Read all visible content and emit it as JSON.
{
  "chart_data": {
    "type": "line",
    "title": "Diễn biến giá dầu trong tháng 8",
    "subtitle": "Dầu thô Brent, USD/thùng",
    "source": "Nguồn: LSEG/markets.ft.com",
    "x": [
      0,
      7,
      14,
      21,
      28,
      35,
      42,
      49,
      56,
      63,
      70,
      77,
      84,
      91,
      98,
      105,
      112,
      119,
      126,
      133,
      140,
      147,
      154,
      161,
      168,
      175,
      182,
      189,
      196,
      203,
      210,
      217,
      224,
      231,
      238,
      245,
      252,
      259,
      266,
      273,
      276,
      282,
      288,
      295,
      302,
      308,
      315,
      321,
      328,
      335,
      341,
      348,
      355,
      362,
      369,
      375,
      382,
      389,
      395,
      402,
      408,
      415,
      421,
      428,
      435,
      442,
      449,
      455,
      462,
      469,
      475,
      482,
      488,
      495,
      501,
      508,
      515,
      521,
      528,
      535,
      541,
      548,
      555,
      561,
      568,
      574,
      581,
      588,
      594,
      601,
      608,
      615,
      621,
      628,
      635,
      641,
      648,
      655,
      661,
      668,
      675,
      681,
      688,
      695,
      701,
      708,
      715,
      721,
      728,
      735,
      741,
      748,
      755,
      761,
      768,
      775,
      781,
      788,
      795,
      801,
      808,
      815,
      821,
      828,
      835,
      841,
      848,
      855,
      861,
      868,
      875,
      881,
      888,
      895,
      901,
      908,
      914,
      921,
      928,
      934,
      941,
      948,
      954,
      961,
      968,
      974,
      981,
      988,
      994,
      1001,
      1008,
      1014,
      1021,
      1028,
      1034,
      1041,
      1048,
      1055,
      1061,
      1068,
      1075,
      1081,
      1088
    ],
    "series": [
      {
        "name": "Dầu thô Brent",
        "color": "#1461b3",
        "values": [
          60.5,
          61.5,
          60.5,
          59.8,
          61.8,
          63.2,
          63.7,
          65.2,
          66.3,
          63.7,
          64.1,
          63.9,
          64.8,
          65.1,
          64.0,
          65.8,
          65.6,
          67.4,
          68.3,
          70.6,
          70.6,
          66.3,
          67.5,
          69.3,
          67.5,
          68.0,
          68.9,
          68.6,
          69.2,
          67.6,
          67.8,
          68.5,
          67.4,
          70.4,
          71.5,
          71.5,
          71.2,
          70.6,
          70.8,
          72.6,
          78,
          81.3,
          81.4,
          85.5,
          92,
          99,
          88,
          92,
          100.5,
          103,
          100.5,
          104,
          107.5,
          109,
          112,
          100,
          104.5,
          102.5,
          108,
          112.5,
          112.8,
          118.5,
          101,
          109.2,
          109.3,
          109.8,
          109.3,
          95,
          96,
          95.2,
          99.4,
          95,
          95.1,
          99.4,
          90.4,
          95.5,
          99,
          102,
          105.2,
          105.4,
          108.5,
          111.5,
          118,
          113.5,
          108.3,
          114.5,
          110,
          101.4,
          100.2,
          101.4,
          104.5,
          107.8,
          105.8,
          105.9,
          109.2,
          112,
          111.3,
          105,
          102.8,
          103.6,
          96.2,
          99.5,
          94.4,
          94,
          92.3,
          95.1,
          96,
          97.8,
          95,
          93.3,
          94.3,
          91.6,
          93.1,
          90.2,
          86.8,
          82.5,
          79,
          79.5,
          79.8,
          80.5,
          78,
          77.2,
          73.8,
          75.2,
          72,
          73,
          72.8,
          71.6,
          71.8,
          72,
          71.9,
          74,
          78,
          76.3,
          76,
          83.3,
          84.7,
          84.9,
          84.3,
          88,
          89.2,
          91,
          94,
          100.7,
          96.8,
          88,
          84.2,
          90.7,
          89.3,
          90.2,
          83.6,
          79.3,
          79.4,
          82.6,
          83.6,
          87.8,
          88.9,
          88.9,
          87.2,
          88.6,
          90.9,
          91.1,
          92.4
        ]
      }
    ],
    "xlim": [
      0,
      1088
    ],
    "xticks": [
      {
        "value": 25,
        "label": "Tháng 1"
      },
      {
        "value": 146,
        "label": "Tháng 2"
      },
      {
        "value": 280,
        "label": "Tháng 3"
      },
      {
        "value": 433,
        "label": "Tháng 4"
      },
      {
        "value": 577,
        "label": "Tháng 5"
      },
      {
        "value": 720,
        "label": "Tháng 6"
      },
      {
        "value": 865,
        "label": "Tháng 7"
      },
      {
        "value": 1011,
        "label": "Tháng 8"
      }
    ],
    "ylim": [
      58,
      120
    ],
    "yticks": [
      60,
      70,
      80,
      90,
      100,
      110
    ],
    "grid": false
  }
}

● ● ●

OBJECTIVE
Collect every line from the records above that contains the word "Brent".

EXERCISE RESULT
    "subtitle": "Dầu thô Brent, USD/thùng",
        "name": "Dầu thô Brent",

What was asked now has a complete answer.